§ **Your objective**
Retype the whole listing, please, keeping every line exact and dropping the pictures.

----------

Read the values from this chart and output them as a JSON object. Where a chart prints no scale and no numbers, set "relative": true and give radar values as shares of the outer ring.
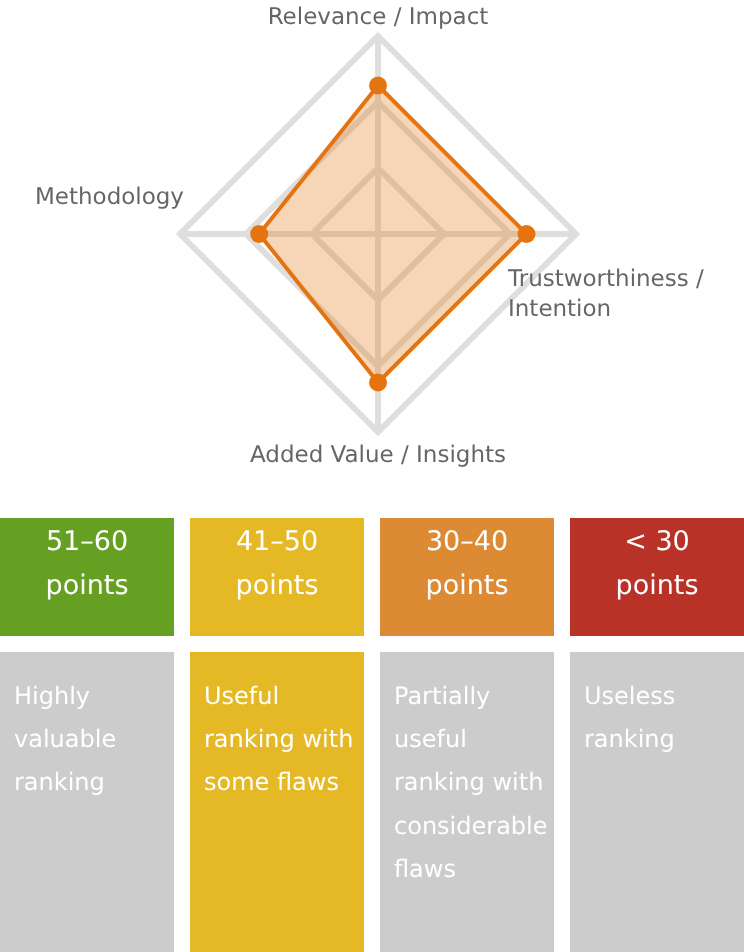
{
  "chart_data": [
    {
      "type": "radar",
      "relative": true,
      "grid": true,
      "marker": "circle",
      "categories": [
        "Relevance / Impact",
        "Trustworthiness / Intention",
        "Added Value / Insights",
        "Methodology"
      ],
      "series": [
        {
          "color": "#e5730f",
          "values": [
            0.75,
            0.75,
            0.75,
            0.6
          ]
        }
      ]
    },
    {
      "type": "other",
      "categories": [
        "51–60 points",
        "41–50 points",
        "30–40 points",
        "< 30 points"
      ],
      "colors": [
        "#65a023",
        "#e5b925",
        "#dc8b34",
        "#b93228",
        "#cccccc",
        "#e5b925",
        "#cccccc",
        "#cccccc"
      ],
      "annotations": [
        "Highly valuable ranking",
        "Useful ranking with some flaws",
        "Partially useful ranking with considerable flaws",
        "Useless ranking"
      ]
    }
  ]
}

----------

§ **Complete response**
Read the values from this chart and output them as a JSON object. Where a chart prints no scale and no numbers, set "relative": true and give radar values as shares of the outer ring.
{
  "chart_data": [
    {
      "type": "radar",
      "relative": true,
      "grid": true,
      "marker": "circle",
      "categories": [
        "Relevance / Impact",
        "Trustworthiness / Intention",
        "Added Value / Insights",
        "Methodology"
      ],
      "series": [
        {
          "color": "#e5730f",
          "values": [
            0.75,
            0.75,
            0.75,
            0.6
          ]
        }
      ]
    },
    {
      "type": "other",
      "categories": [
        "51–60 points",
        "41–50 points",
        "30–40 points",
        "< 30 points"
      ],
      "colors": [
        "#65a023",
        "#e5b925",
        "#dc8b34",
        "#b93228",
        "#cccccc",
        "#e5b925",
        "#cccccc",
        "#cccccc"
      ],
      "annotations": [
        "Highly valuable ranking",
        "Useful ranking with some flaws",
        "Partially useful ranking with considerable flaws",
        "Useless ranking"
      ]
    }
  ]
}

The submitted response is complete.